What the exercise asks.
Look through the data below. Collect every line where the word "sigma" occurs.
######
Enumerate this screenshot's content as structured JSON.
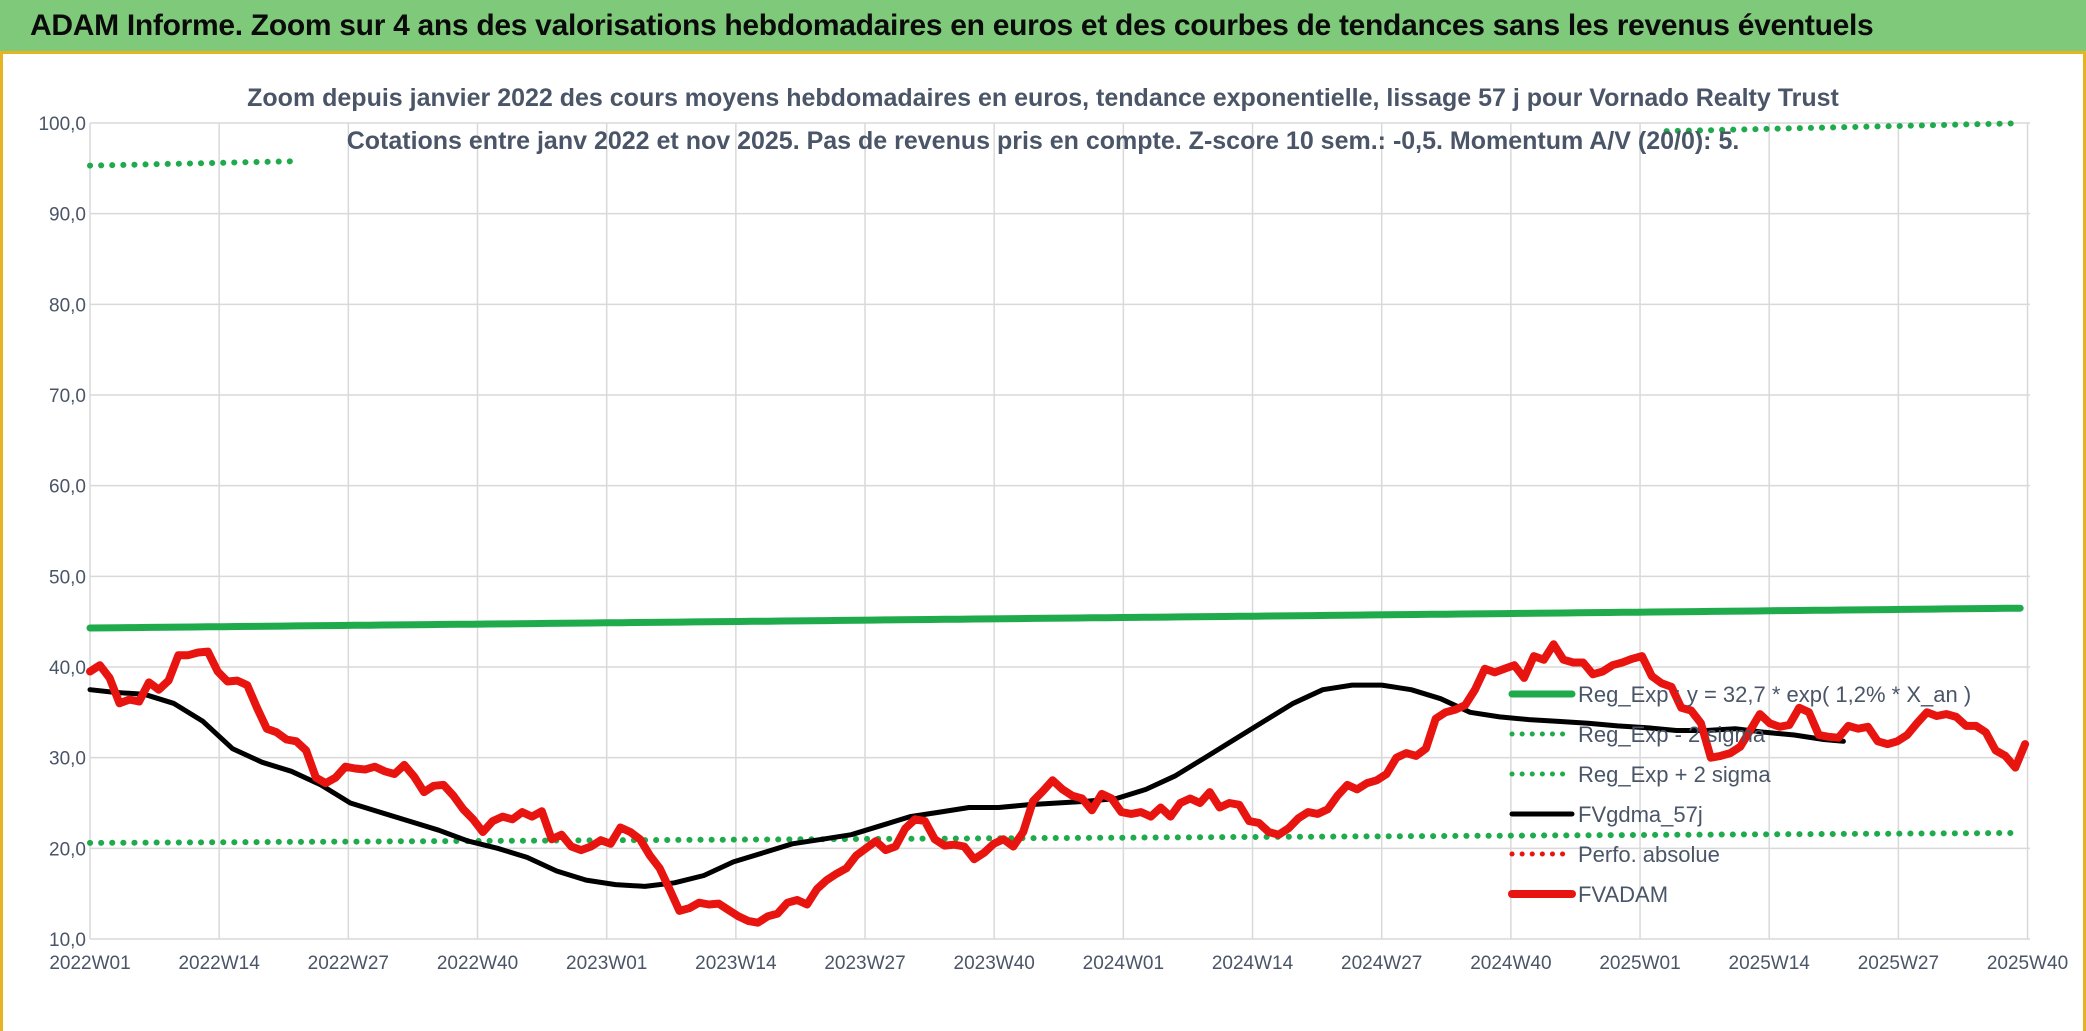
{
  "header": {
    "title": "ADAM Informe. Zoom sur 4 ans des valorisations hebdomadaires en euros et des courbes de tendances sans les revenus éventuels"
  },
  "chart_data": {
    "type": "line",
    "title": "Zoom depuis janvier 2022 des cours moyens hebdomadaires en euros, tendance exponentielle, lissage 57 j pour Vornado Realty Trust",
    "subtitle": "Cotations entre janv 2022 et nov 2025. Pas de revenus pris en compte. Z-score 10 sem.: -0,5. Momentum A/V (20/0): 5.",
    "xlabel": "",
    "ylabel": "",
    "ylim": [
      10,
      100
    ],
    "yticks": [
      "10,0",
      "20,0",
      "30,0",
      "40,0",
      "50,0",
      "60,0",
      "70,0",
      "80,0",
      "90,0",
      "100,0"
    ],
    "x_categories": [
      "2022W01",
      "2022W14",
      "2022W27",
      "2022W40",
      "2023W01",
      "2023W14",
      "2023W27",
      "2023W40",
      "2024W01",
      "2024W14",
      "2024W27",
      "2024W40",
      "2025W01",
      "2025W14",
      "2025W27",
      "2025W40"
    ],
    "grid": true,
    "legend_position": "right",
    "series": [
      {
        "name": "Reg_Exp : y = 32,7 * exp( 1,2% * X_an )",
        "color": "#1faa4b",
        "style": "solid",
        "start": 44.3,
        "end": 46.5
      },
      {
        "name": "Reg_Exp - 2 sigma",
        "color": "#1faa4b",
        "style": "dotted",
        "start": 20.6,
        "end": 21.7
      },
      {
        "name": "Reg_Exp + 2 sigma",
        "color": "#1faa4b",
        "style": "dotted",
        "start": 95.3,
        "end": 100.0
      },
      {
        "name": "FVgdma_57j",
        "color": "#000000",
        "style": "solid",
        "points": [
          [
            1,
            37.5
          ],
          [
            6,
            37.2
          ],
          [
            12,
            37.0
          ],
          [
            18,
            36.0
          ],
          [
            24,
            34.0
          ],
          [
            30,
            31.0
          ],
          [
            36,
            29.5
          ],
          [
            42,
            28.5
          ],
          [
            48,
            27.0
          ],
          [
            54,
            25.0
          ],
          [
            60,
            24.0
          ],
          [
            66,
            23.0
          ],
          [
            72,
            22.0
          ],
          [
            78,
            20.8
          ],
          [
            84,
            20.0
          ],
          [
            90,
            19.0
          ],
          [
            96,
            17.5
          ],
          [
            102,
            16.5
          ],
          [
            108,
            16.0
          ],
          [
            114,
            15.8
          ],
          [
            120,
            16.2
          ],
          [
            126,
            17.0
          ],
          [
            132,
            18.5
          ],
          [
            138,
            19.5
          ],
          [
            144,
            20.5
          ],
          [
            150,
            21.0
          ],
          [
            156,
            21.5
          ],
          [
            162,
            22.5
          ],
          [
            168,
            23.5
          ],
          [
            174,
            24.0
          ],
          [
            180,
            24.5
          ],
          [
            186,
            24.5
          ],
          [
            192,
            24.8
          ],
          [
            198,
            25.0
          ],
          [
            204,
            25.2
          ],
          [
            210,
            25.5
          ],
          [
            216,
            26.5
          ],
          [
            222,
            28.0
          ],
          [
            228,
            30.0
          ],
          [
            234,
            32.0
          ],
          [
            240,
            34.0
          ],
          [
            246,
            36.0
          ],
          [
            252,
            37.5
          ],
          [
            258,
            38.0
          ],
          [
            264,
            38.0
          ],
          [
            270,
            37.5
          ],
          [
            276,
            36.5
          ],
          [
            282,
            35.0
          ],
          [
            288,
            34.5
          ],
          [
            294,
            34.2
          ],
          [
            300,
            34.0
          ],
          [
            306,
            33.8
          ],
          [
            312,
            33.5
          ],
          [
            318,
            33.3
          ],
          [
            324,
            33.0
          ],
          [
            330,
            33.0
          ],
          [
            336,
            33.2
          ],
          [
            342,
            32.8
          ],
          [
            348,
            32.5
          ],
          [
            354,
            32.0
          ],
          [
            358,
            31.8
          ]
        ]
      },
      {
        "name": "Perfo. absolue",
        "color": "#e8140f",
        "style": "dotted"
      },
      {
        "name": "FVADAM",
        "color": "#e8140f",
        "style": "solid",
        "points": [
          [
            1,
            39.5
          ],
          [
            3,
            40.2
          ],
          [
            5,
            38.8
          ],
          [
            7,
            36.0
          ],
          [
            9,
            36.4
          ],
          [
            11,
            36.2
          ],
          [
            13,
            38.3
          ],
          [
            15,
            37.5
          ],
          [
            17,
            38.5
          ],
          [
            19,
            41.3
          ],
          [
            21,
            41.3
          ],
          [
            23,
            41.6
          ],
          [
            25,
            41.7
          ],
          [
            27,
            39.5
          ],
          [
            29,
            38.4
          ],
          [
            31,
            38.5
          ],
          [
            33,
            38.0
          ],
          [
            35,
            35.5
          ],
          [
            37,
            33.2
          ],
          [
            39,
            32.8
          ],
          [
            41,
            32.0
          ],
          [
            43,
            31.8
          ],
          [
            45,
            30.8
          ],
          [
            47,
            27.8
          ],
          [
            49,
            27.2
          ],
          [
            51,
            27.8
          ],
          [
            53,
            29.0
          ],
          [
            55,
            28.8
          ],
          [
            57,
            28.7
          ],
          [
            59,
            29.0
          ],
          [
            61,
            28.5
          ],
          [
            63,
            28.2
          ],
          [
            65,
            29.2
          ],
          [
            67,
            27.9
          ],
          [
            69,
            26.2
          ],
          [
            71,
            26.9
          ],
          [
            73,
            27.0
          ],
          [
            75,
            25.8
          ],
          [
            77,
            24.3
          ],
          [
            79,
            23.2
          ],
          [
            81,
            21.8
          ],
          [
            83,
            23.0
          ],
          [
            85,
            23.5
          ],
          [
            87,
            23.2
          ],
          [
            89,
            24.0
          ],
          [
            91,
            23.5
          ],
          [
            93,
            24.1
          ],
          [
            95,
            21.0
          ],
          [
            97,
            21.5
          ],
          [
            99,
            20.2
          ],
          [
            101,
            19.8
          ],
          [
            103,
            20.2
          ],
          [
            105,
            20.9
          ],
          [
            107,
            20.5
          ],
          [
            109,
            22.3
          ],
          [
            111,
            21.8
          ],
          [
            113,
            21.0
          ],
          [
            115,
            19.2
          ],
          [
            117,
            17.8
          ],
          [
            119,
            15.5
          ],
          [
            121,
            13.1
          ],
          [
            123,
            13.4
          ],
          [
            125,
            14.0
          ],
          [
            127,
            13.8
          ],
          [
            129,
            13.9
          ],
          [
            131,
            13.2
          ],
          [
            133,
            12.5
          ],
          [
            135,
            12.0
          ],
          [
            137,
            11.8
          ],
          [
            139,
            12.5
          ],
          [
            141,
            12.8
          ],
          [
            143,
            14.0
          ],
          [
            145,
            14.3
          ],
          [
            147,
            13.8
          ],
          [
            149,
            15.5
          ],
          [
            151,
            16.5
          ],
          [
            153,
            17.2
          ],
          [
            155,
            17.8
          ],
          [
            157,
            19.2
          ],
          [
            159,
            20.0
          ],
          [
            161,
            20.8
          ],
          [
            163,
            19.8
          ],
          [
            165,
            20.2
          ],
          [
            167,
            22.2
          ],
          [
            169,
            23.2
          ],
          [
            171,
            23.0
          ],
          [
            173,
            21.0
          ],
          [
            175,
            20.3
          ],
          [
            177,
            20.4
          ],
          [
            179,
            20.2
          ],
          [
            181,
            18.8
          ],
          [
            183,
            19.5
          ],
          [
            185,
            20.5
          ],
          [
            187,
            21.0
          ],
          [
            189,
            20.2
          ],
          [
            191,
            21.8
          ],
          [
            193,
            25.2
          ],
          [
            195,
            26.3
          ],
          [
            197,
            27.5
          ],
          [
            199,
            26.5
          ],
          [
            201,
            25.8
          ],
          [
            203,
            25.5
          ],
          [
            205,
            24.2
          ],
          [
            207,
            26.0
          ],
          [
            209,
            25.5
          ],
          [
            211,
            24.0
          ],
          [
            213,
            23.8
          ],
          [
            215,
            24.0
          ],
          [
            217,
            23.5
          ],
          [
            219,
            24.5
          ],
          [
            221,
            23.5
          ],
          [
            223,
            25.0
          ],
          [
            225,
            25.5
          ],
          [
            227,
            25.0
          ],
          [
            229,
            26.2
          ],
          [
            231,
            24.5
          ],
          [
            233,
            25.0
          ],
          [
            235,
            24.8
          ],
          [
            237,
            23.0
          ],
          [
            239,
            22.8
          ],
          [
            241,
            21.8
          ],
          [
            243,
            21.5
          ],
          [
            245,
            22.2
          ],
          [
            247,
            23.3
          ],
          [
            249,
            24.0
          ],
          [
            251,
            23.8
          ],
          [
            253,
            24.3
          ],
          [
            255,
            25.8
          ],
          [
            257,
            27.0
          ],
          [
            259,
            26.5
          ],
          [
            261,
            27.2
          ],
          [
            263,
            27.5
          ],
          [
            265,
            28.2
          ],
          [
            267,
            30.0
          ],
          [
            269,
            30.5
          ],
          [
            271,
            30.2
          ],
          [
            273,
            31.0
          ],
          [
            275,
            34.3
          ],
          [
            277,
            35.0
          ],
          [
            279,
            35.3
          ],
          [
            281,
            35.8
          ],
          [
            283,
            37.5
          ],
          [
            285,
            39.8
          ],
          [
            287,
            39.4
          ],
          [
            289,
            39.8
          ],
          [
            291,
            40.2
          ],
          [
            293,
            38.8
          ],
          [
            295,
            41.2
          ],
          [
            297,
            40.8
          ],
          [
            299,
            42.5
          ],
          [
            301,
            40.8
          ],
          [
            303,
            40.5
          ],
          [
            305,
            40.5
          ],
          [
            307,
            39.2
          ],
          [
            309,
            39.5
          ],
          [
            311,
            40.2
          ],
          [
            313,
            40.5
          ],
          [
            315,
            40.9
          ],
          [
            317,
            41.2
          ],
          [
            319,
            39.0
          ],
          [
            321,
            38.2
          ],
          [
            323,
            37.8
          ],
          [
            325,
            35.5
          ],
          [
            327,
            35.2
          ],
          [
            329,
            33.8
          ],
          [
            331,
            30.0
          ],
          [
            333,
            30.2
          ],
          [
            335,
            30.5
          ],
          [
            337,
            31.2
          ],
          [
            339,
            33.0
          ],
          [
            341,
            34.8
          ],
          [
            343,
            33.8
          ],
          [
            345,
            33.4
          ],
          [
            347,
            33.6
          ],
          [
            349,
            35.5
          ],
          [
            351,
            35.0
          ],
          [
            353,
            32.5
          ],
          [
            355,
            32.3
          ],
          [
            357,
            32.2
          ],
          [
            359,
            33.5
          ],
          [
            361,
            33.2
          ],
          [
            363,
            33.4
          ],
          [
            365,
            31.8
          ],
          [
            367,
            31.5
          ],
          [
            369,
            31.8
          ],
          [
            371,
            32.5
          ],
          [
            373,
            33.8
          ],
          [
            375,
            35.0
          ],
          [
            377,
            34.6
          ],
          [
            379,
            34.8
          ],
          [
            381,
            34.5
          ],
          [
            383,
            33.5
          ],
          [
            385,
            33.5
          ],
          [
            387,
            32.8
          ],
          [
            389,
            30.8
          ],
          [
            391,
            30.2
          ],
          [
            393,
            28.9
          ],
          [
            395,
            31.5
          ]
        ]
      }
    ]
  }
}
######
Solution to this problem.
        "name": "Reg_Exp - 2 sigma",
        "name": "Reg_Exp + 2 sigma",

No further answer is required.